EXERCISE REQUIREMENTS: Find the lines that hold the word "Length" and return them.

══════

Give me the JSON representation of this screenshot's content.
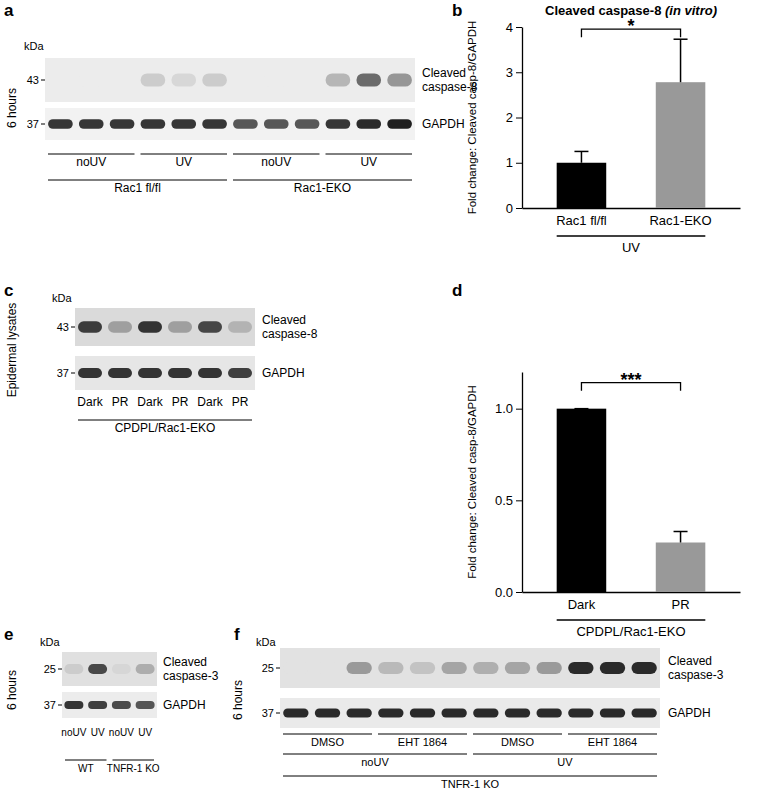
{
  "panels": [
    {
      "panel": "a",
      "kda_label": "kDa",
      "side_label": "6 hours",
      "rows": [
        {
          "name": "Cleaved caspase-8",
          "kda": 43,
          "intensity": [
            0,
            0,
            0,
            0.15,
            0.1,
            0.15,
            0,
            0,
            0,
            0.25,
            0.6,
            0.4
          ]
        },
        {
          "name": "GAPDH",
          "kda": 37,
          "intensity": [
            0.85,
            0.85,
            0.85,
            0.85,
            0.85,
            0.85,
            0.7,
            0.7,
            0.7,
            0.85,
            0.9,
            0.95
          ]
        }
      ],
      "lane_groups": [
        [
          {
            "text": "noUV",
            "lanes": 3
          },
          {
            "text": "UV",
            "lanes": 3
          },
          {
            "text": "noUV",
            "lanes": 3
          },
          {
            "text": "UV",
            "lanes": 3
          }
        ],
        [
          {
            "text": "Rac1 fl/fl",
            "lanes": 6
          },
          {
            "text": "Rac1-EKO",
            "lanes": 6
          }
        ]
      ]
    },
    {
      "panel": "c",
      "kda_label": "kDa",
      "side_label": "Epidermal lysates",
      "rows": [
        {
          "name": "Cleaved caspase-8",
          "kda": 43,
          "intensity": [
            0.8,
            0.3,
            0.85,
            0.3,
            0.75,
            0.2
          ]
        },
        {
          "name": "GAPDH",
          "kda": 37,
          "intensity": [
            0.85,
            0.85,
            0.85,
            0.85,
            0.85,
            0.8
          ]
        }
      ],
      "lane_groups": [
        [
          {
            "text": "Dark",
            "lanes": 1
          },
          {
            "text": "PR",
            "lanes": 1
          },
          {
            "text": "Dark",
            "lanes": 1
          },
          {
            "text": "PR",
            "lanes": 1
          },
          {
            "text": "Dark",
            "lanes": 1
          },
          {
            "text": "PR",
            "lanes": 1
          }
        ],
        [
          {
            "text": "CPDPL/Rac1-EKO",
            "lanes": 6
          }
        ]
      ]
    },
    {
      "panel": "e",
      "kda_label": "kDa",
      "side_label": "6 hours",
      "rows": [
        {
          "name": "Cleaved caspase-3",
          "kda": 25,
          "intensity": [
            0.1,
            0.75,
            0.05,
            0.25
          ]
        },
        {
          "name": "GAPDH",
          "kda": 37,
          "intensity": [
            0.85,
            0.8,
            0.75,
            0.7
          ]
        }
      ],
      "lane_groups": [
        [
          {
            "text": "noUV",
            "lanes": 1
          },
          {
            "text": "UV",
            "lanes": 1
          },
          {
            "text": "noUV",
            "lanes": 1
          },
          {
            "text": "UV",
            "lanes": 1
          }
        ],
        [
          {
            "text": "WT",
            "lanes": 2
          },
          {
            "text": "TNFR-1 KO",
            "lanes": 2
          }
        ]
      ]
    },
    {
      "panel": "f",
      "kda_label": "kDa",
      "side_label": "6 hours",
      "rows": [
        {
          "name": "Cleaved caspase-3",
          "kda": 25,
          "intensity": [
            0,
            0,
            0.35,
            0.2,
            0.15,
            0.3,
            0.25,
            0.3,
            0.35,
            0.9,
            0.9,
            0.9
          ]
        },
        {
          "name": "GAPDH",
          "kda": 37,
          "intensity": [
            0.9,
            0.9,
            0.9,
            0.9,
            0.9,
            0.9,
            0.9,
            0.9,
            0.9,
            0.9,
            0.9,
            0.9
          ]
        }
      ],
      "lane_groups": [
        [
          {
            "text": "DMSO",
            "lanes": 3
          },
          {
            "text": "EHT 1864",
            "lanes": 3
          },
          {
            "text": "DMSO",
            "lanes": 3
          },
          {
            "text": "EHT 1864",
            "lanes": 3
          }
        ],
        [
          {
            "text": "noUV",
            "lanes": 6
          },
          {
            "text": "UV",
            "lanes": 6
          }
        ],
        [
          {
            "text": "TNFR-1 KO",
            "lanes": 12
          }
        ]
      ]
    }
  ],
  "chart_data": [
    {
      "panel": "b",
      "type": "bar",
      "title": "Cleaved caspase-8 (in vitro)",
      "ylabel": "Fold change: Cleaved casp-8/GAPDH",
      "xlabel": "UV",
      "categories": [
        "Rac1 fl/fl",
        "Rac1-EKO"
      ],
      "values": [
        1.0,
        2.78
      ],
      "errors": [
        0.25,
        0.95
      ],
      "colors": [
        "#000000",
        "#999999"
      ],
      "ylim": [
        0,
        4
      ],
      "yticks": [
        0,
        1,
        2,
        3,
        4
      ],
      "annotations": [
        "*"
      ]
    },
    {
      "panel": "d",
      "type": "bar",
      "ylabel": "Fold change: Cleaved casp-8/GAPDH",
      "xlabel": "CPDPL/Rac1-EKO",
      "categories": [
        "Dark",
        "PR"
      ],
      "values": [
        1.0,
        0.27
      ],
      "errors": [
        0,
        0.06
      ],
      "colors": [
        "#000000",
        "#999999"
      ],
      "ylim": [
        0,
        1.2
      ],
      "yticks": [
        {
          "value": 0,
          "label": "0.0"
        },
        {
          "value": 0.5,
          "label": "0.5"
        },
        {
          "value": 1,
          "label": "1.0"
        }
      ],
      "annotations": [
        "***"
      ]
    }
  ]
}
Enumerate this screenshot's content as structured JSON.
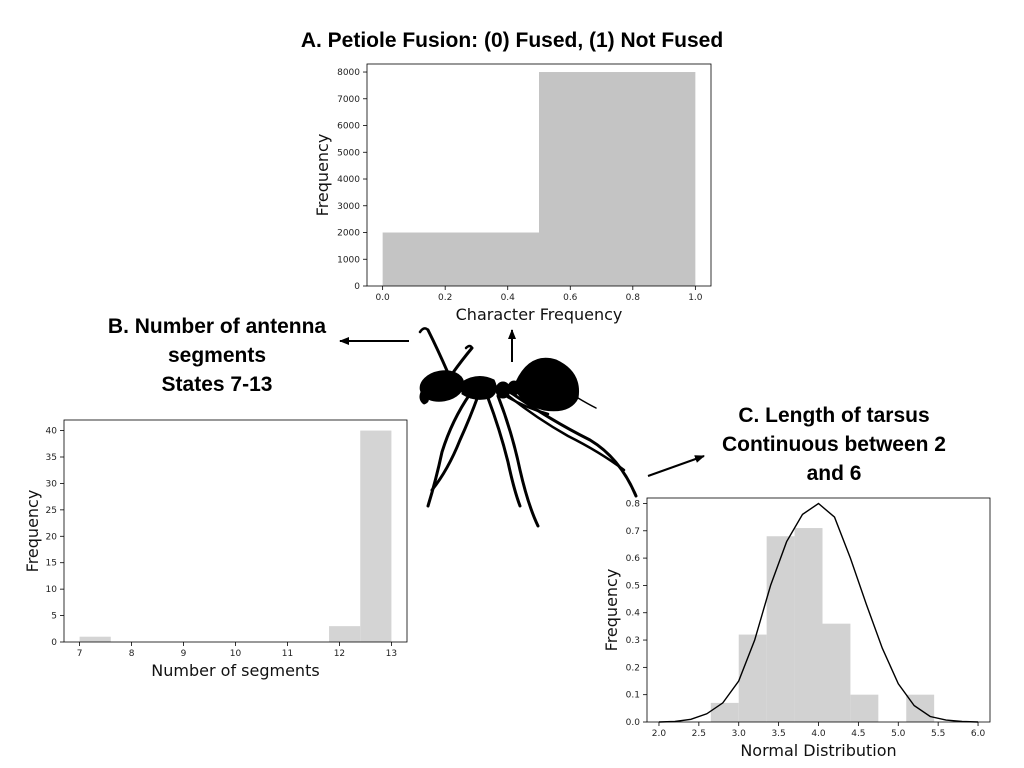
{
  "titles": {
    "a": "A. Petiole Fusion: (0) Fused, (1) Not Fused",
    "b": [
      "B. Number of antenna",
      "segments",
      "States 7-13"
    ],
    "c": [
      "C. Length of tarsus",
      "Continuous between 2",
      "and 6"
    ]
  },
  "colors": {
    "bar_a": "#c4c4c4",
    "bar_b": "#d4d4d4",
    "bar_c": "#d2d2d2",
    "curve": "#000000",
    "frame": "#000000"
  },
  "icons": {
    "ant": "ant-silhouette-icon"
  },
  "chart_data": [
    {
      "type": "bar",
      "title": "A. Petiole Fusion: (0) Fused, (1) Not Fused",
      "xlabel": "Character Frequency",
      "ylabel": "Frequency",
      "bins": [
        [
          0.0,
          0.5
        ],
        [
          0.5,
          1.0
        ]
      ],
      "values": [
        2000,
        8000
      ],
      "xlim": [
        -0.05,
        1.05
      ],
      "ylim": [
        0,
        8300
      ],
      "xticks": [
        0.0,
        0.2,
        0.4,
        0.6,
        0.8,
        1.0
      ],
      "xtick_labels": [
        "0.0",
        "0.2",
        "0.4",
        "0.6",
        "0.8",
        "1.0"
      ],
      "yticks": [
        0,
        1000,
        2000,
        3000,
        4000,
        5000,
        6000,
        7000,
        8000
      ],
      "ytick_labels": [
        "0",
        "1000",
        "2000",
        "3000",
        "4000",
        "5000",
        "6000",
        "7000",
        "8000"
      ],
      "grid": false
    },
    {
      "type": "bar",
      "title": "B. Number of antenna segments States 7-13",
      "xlabel": "Number of segments",
      "ylabel": "Frequency",
      "bins": [
        [
          7.0,
          7.6
        ],
        [
          7.6,
          8.2
        ],
        [
          8.2,
          8.8
        ],
        [
          8.8,
          9.4
        ],
        [
          9.4,
          10.0
        ],
        [
          10.0,
          10.6
        ],
        [
          10.6,
          11.2
        ],
        [
          11.2,
          11.8
        ],
        [
          11.8,
          12.4
        ],
        [
          12.4,
          13.0
        ]
      ],
      "values": [
        1,
        0,
        0,
        0,
        0,
        0,
        0,
        0,
        3,
        40
      ],
      "xlim": [
        6.7,
        13.3
      ],
      "ylim": [
        0,
        42
      ],
      "xticks": [
        7,
        8,
        9,
        10,
        11,
        12,
        13
      ],
      "xtick_labels": [
        "7",
        "8",
        "9",
        "10",
        "11",
        "12",
        "13"
      ],
      "yticks": [
        0,
        5,
        10,
        15,
        20,
        25,
        30,
        35,
        40
      ],
      "ytick_labels": [
        "0",
        "5",
        "10",
        "15",
        "20",
        "25",
        "30",
        "35",
        "40"
      ],
      "grid": false
    },
    {
      "type": "bar",
      "title": "C. Length of tarsus Continuous between 2 and 6",
      "xlabel": "Normal Distribution",
      "ylabel": "Frequency",
      "bins": [
        [
          2.65,
          3.0
        ],
        [
          3.0,
          3.35
        ],
        [
          3.35,
          3.7
        ],
        [
          3.7,
          4.05
        ],
        [
          4.05,
          4.4
        ],
        [
          4.4,
          4.75
        ],
        [
          4.75,
          5.1
        ]
      ],
      "values": [
        0.07,
        0.32,
        0.68,
        0.71,
        0.36,
        0.1,
        0.0
      ],
      "bin_values_extra": [
        [
          5.1,
          5.45,
          0.1
        ]
      ],
      "density_curve": {
        "x": [
          2.0,
          2.2,
          2.4,
          2.6,
          2.8,
          3.0,
          3.2,
          3.4,
          3.6,
          3.8,
          4.0,
          4.2,
          4.4,
          4.6,
          4.8,
          5.0,
          5.2,
          5.4,
          5.6,
          5.8,
          6.0
        ],
        "y": [
          0.0,
          0.002,
          0.01,
          0.03,
          0.07,
          0.15,
          0.3,
          0.5,
          0.66,
          0.76,
          0.8,
          0.75,
          0.6,
          0.43,
          0.27,
          0.14,
          0.06,
          0.02,
          0.007,
          0.002,
          0.0
        ]
      },
      "xlim": [
        1.85,
        6.15
      ],
      "ylim": [
        0,
        0.82
      ],
      "xticks": [
        2.0,
        2.5,
        3.0,
        3.5,
        4.0,
        4.5,
        5.0,
        5.5,
        6.0
      ],
      "xtick_labels": [
        "2.0",
        "2.5",
        "3.0",
        "3.5",
        "4.0",
        "4.5",
        "5.0",
        "5.5",
        "6.0"
      ],
      "yticks": [
        0.0,
        0.1,
        0.2,
        0.3,
        0.4,
        0.5,
        0.6,
        0.7,
        0.8
      ],
      "ytick_labels": [
        "0.0",
        "0.1",
        "0.2",
        "0.3",
        "0.4",
        "0.5",
        "0.6",
        "0.7",
        "0.8"
      ],
      "grid": false
    }
  ]
}
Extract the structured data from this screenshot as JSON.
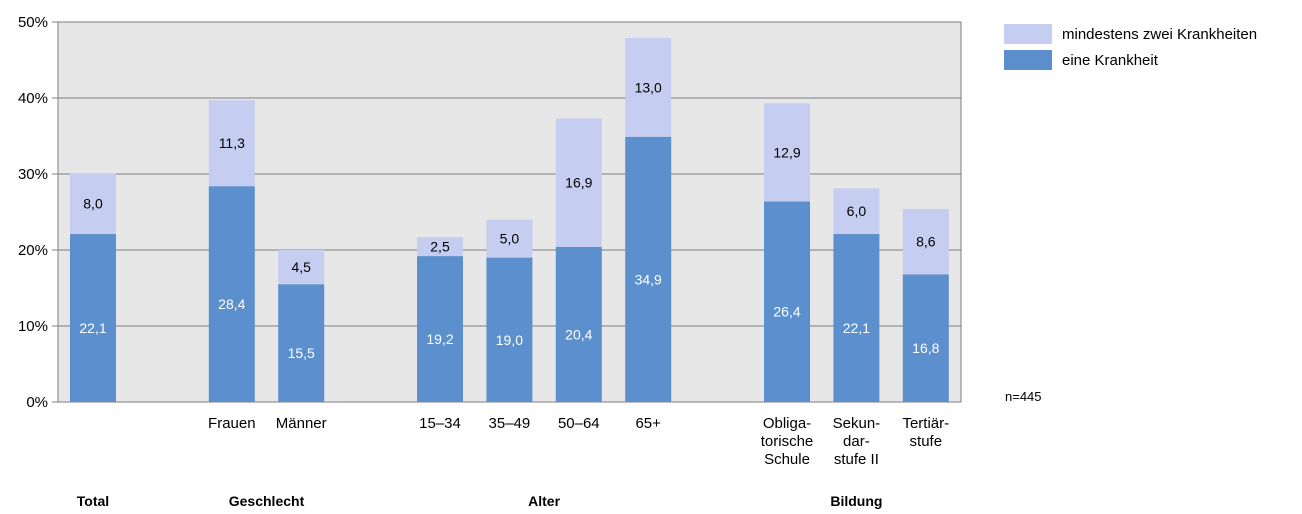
{
  "chart_data": {
    "type": "bar",
    "stacked": true,
    "ylim": [
      0,
      50
    ],
    "yticks": [
      "0%",
      "10%",
      "20%",
      "30%",
      "40%",
      "50%"
    ],
    "grid": true,
    "legend_position": "top-right",
    "categories": [
      [
        "",
        "",
        ""
      ],
      [
        "Frauen",
        "",
        ""
      ],
      [
        "Männer",
        "",
        ""
      ],
      [
        "15–34",
        "",
        ""
      ],
      [
        "35–49",
        "",
        ""
      ],
      [
        "50–64",
        "",
        ""
      ],
      [
        "65+",
        "",
        ""
      ],
      [
        "Obliga-",
        "torische",
        "Schule"
      ],
      [
        "Sekun-",
        "dar-",
        "stufe II"
      ],
      [
        "Tertiär-",
        "stufe",
        ""
      ]
    ],
    "groups": [
      {
        "label": "Total",
        "from": 0,
        "to": 0
      },
      {
        "label": "Geschlecht",
        "from": 1,
        "to": 2
      },
      {
        "label": "Alter",
        "from": 3,
        "to": 6
      },
      {
        "label": "Bildung",
        "from": 7,
        "to": 9
      }
    ],
    "series": [
      {
        "name": "eine Krankheit",
        "color": "#5b8fcd",
        "values": [
          22.1,
          28.4,
          15.5,
          19.2,
          19.0,
          20.4,
          34.9,
          26.4,
          22.1,
          16.8
        ],
        "labels": [
          "22,1",
          "28,4",
          "15,5",
          "19,2",
          "19,0",
          "20,4",
          "34,9",
          "26,4",
          "22,1",
          "16,8"
        ]
      },
      {
        "name": "mindestens zwei Krankheiten",
        "color": "#c5cdf0",
        "values": [
          8.0,
          11.3,
          4.5,
          2.5,
          5.0,
          16.9,
          13.0,
          12.9,
          6.0,
          8.6
        ],
        "labels": [
          "8,0",
          "11,3",
          "4,5",
          "2,5",
          "5,0",
          "16,9",
          "13,0",
          "12,9",
          "6,0",
          "8,6"
        ]
      }
    ],
    "legend_order": [
      1,
      0
    ],
    "note": "n=445"
  }
}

══════

FINISHED TASK:
      "C. Length of tarsus",
      "title": "C. Length of tarsus Continuous between 2 and 6",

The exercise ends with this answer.